* SET TASK: Write out all of the entries exactly, please.

* EXCERPTED DATA:
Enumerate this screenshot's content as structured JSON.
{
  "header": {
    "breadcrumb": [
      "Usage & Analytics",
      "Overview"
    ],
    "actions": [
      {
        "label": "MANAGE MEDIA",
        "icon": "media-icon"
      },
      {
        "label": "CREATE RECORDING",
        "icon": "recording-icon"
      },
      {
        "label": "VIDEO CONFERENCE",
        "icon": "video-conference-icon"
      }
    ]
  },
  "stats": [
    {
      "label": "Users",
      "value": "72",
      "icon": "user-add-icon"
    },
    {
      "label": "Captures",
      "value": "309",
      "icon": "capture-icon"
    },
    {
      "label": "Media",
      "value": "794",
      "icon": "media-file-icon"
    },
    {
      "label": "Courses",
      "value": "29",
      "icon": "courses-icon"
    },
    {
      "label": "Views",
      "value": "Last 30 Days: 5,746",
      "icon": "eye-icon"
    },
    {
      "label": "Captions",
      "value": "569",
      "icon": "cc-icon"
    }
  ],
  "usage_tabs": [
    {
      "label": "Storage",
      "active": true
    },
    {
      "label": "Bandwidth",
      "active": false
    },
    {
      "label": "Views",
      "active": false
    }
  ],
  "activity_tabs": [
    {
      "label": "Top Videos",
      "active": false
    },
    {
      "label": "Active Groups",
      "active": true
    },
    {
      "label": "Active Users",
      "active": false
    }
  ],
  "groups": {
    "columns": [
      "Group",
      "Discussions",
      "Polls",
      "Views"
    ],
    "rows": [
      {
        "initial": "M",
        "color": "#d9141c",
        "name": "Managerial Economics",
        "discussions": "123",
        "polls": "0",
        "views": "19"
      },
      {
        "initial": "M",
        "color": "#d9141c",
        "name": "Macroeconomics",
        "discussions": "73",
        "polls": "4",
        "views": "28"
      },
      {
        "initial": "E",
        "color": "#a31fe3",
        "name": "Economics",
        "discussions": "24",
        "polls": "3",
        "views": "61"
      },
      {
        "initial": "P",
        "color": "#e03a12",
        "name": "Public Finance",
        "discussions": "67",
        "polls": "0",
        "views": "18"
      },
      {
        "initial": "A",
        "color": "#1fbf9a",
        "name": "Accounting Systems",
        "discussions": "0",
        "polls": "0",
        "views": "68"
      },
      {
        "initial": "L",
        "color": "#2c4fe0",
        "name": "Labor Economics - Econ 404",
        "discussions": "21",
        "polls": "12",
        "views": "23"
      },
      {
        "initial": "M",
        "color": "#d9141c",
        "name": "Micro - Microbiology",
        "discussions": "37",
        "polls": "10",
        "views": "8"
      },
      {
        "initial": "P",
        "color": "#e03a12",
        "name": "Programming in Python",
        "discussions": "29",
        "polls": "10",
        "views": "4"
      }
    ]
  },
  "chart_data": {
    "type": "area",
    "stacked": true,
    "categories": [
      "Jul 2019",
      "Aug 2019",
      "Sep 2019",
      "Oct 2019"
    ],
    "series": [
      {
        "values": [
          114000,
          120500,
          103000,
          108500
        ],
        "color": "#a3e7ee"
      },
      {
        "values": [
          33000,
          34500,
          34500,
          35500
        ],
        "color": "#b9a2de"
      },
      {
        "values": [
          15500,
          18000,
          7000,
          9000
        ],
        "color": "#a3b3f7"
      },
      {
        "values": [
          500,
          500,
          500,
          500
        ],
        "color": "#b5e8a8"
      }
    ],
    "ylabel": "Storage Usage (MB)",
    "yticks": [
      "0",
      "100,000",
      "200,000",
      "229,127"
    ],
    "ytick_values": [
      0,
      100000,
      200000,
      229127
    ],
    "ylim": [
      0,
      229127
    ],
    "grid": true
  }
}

* TASK OUTPUT:
Enumerate this screenshot's content as structured JSON.
{
  "header": {
    "breadcrumb": [
      "Usage & Analytics",
      "Overview"
    ],
    "actions": [
      {
        "label": "MANAGE MEDIA",
        "icon": "media-icon"
      },
      {
        "label": "CREATE RECORDING",
        "icon": "recording-icon"
      },
      {
        "label": "VIDEO CONFERENCE",
        "icon": "video-conference-icon"
      }
    ]
  },
  "stats": [
    {
      "label": "Users",
      "value": "72",
      "icon": "user-add-icon"
    },
    {
      "label": "Captures",
      "value": "309",
      "icon": "capture-icon"
    },
    {
      "label": "Media",
      "value": "794",
      "icon": "media-file-icon"
    },
    {
      "label": "Courses",
      "value": "29",
      "icon": "courses-icon"
    },
    {
      "label": "Views",
      "value": "Last 30 Days: 5,746",
      "icon": "eye-icon"
    },
    {
      "label": "Captions",
      "value": "569",
      "icon": "cc-icon"
    }
  ],
  "usage_tabs": [
    {
      "label": "Storage",
      "active": true
    },
    {
      "label": "Bandwidth",
      "active": false
    },
    {
      "label": "Views",
      "active": false
    }
  ],
  "activity_tabs": [
    {
      "label": "Top Videos",
      "active": false
    },
    {
      "label": "Active Groups",
      "active": true
    },
    {
      "label": "Active Users",
      "active": false
    }
  ],
  "groups": {
    "columns": [
      "Group",
      "Discussions",
      "Polls",
      "Views"
    ],
    "rows": [
      {
        "initial": "M",
        "color": "#d9141c",
        "name": "Managerial Economics",
        "discussions": "123",
        "polls": "0",
        "views": "19"
      },
      {
        "initial": "M",
        "color": "#d9141c",
        "name": "Macroeconomics",
        "discussions": "73",
        "polls": "4",
        "views": "28"
      },
      {
        "initial": "E",
        "color": "#a31fe3",
        "name": "Economics",
        "discussions": "24",
        "polls": "3",
        "views": "61"
      },
      {
        "initial": "P",
        "color": "#e03a12",
        "name": "Public Finance",
        "discussions": "67",
        "polls": "0",
        "views": "18"
      },
      {
        "initial": "A",
        "color": "#1fbf9a",
        "name": "Accounting Systems",
        "discussions": "0",
        "polls": "0",
        "views": "68"
      },
      {
        "initial": "L",
        "color": "#2c4fe0",
        "name": "Labor Economics - Econ 404",
        "discussions": "21",
        "polls": "12",
        "views": "23"
      },
      {
        "initial": "M",
        "color": "#d9141c",
        "name": "Micro - Microbiology",
        "discussions": "37",
        "polls": "10",
        "views": "8"
      },
      {
        "initial": "P",
        "color": "#e03a12",
        "name": "Programming in Python",
        "discussions": "29",
        "polls": "10",
        "views": "4"
      }
    ]
  },
  "chart_data": {
    "type": "area",
    "stacked": true,
    "categories": [
      "Jul 2019",
      "Aug 2019",
      "Sep 2019",
      "Oct 2019"
    ],
    "series": [
      {
        "values": [
          114000,
          120500,
          103000,
          108500
        ],
        "color": "#a3e7ee"
      },
      {
        "values": [
          33000,
          34500,
          34500,
          35500
        ],
        "color": "#b9a2de"
      },
      {
        "values": [
          15500,
          18000,
          7000,
          9000
        ],
        "color": "#a3b3f7"
      },
      {
        "values": [
          500,
          500,
          500,
          500
        ],
        "color": "#b5e8a8"
      }
    ],
    "ylabel": "Storage Usage (MB)",
    "yticks": [
      "0",
      "100,000",
      "200,000",
      "229,127"
    ],
    "ytick_values": [
      0,
      100000,
      200000,
      229127
    ],
    "ylim": [
      0,
      229127
    ],
    "grid": true
  }
}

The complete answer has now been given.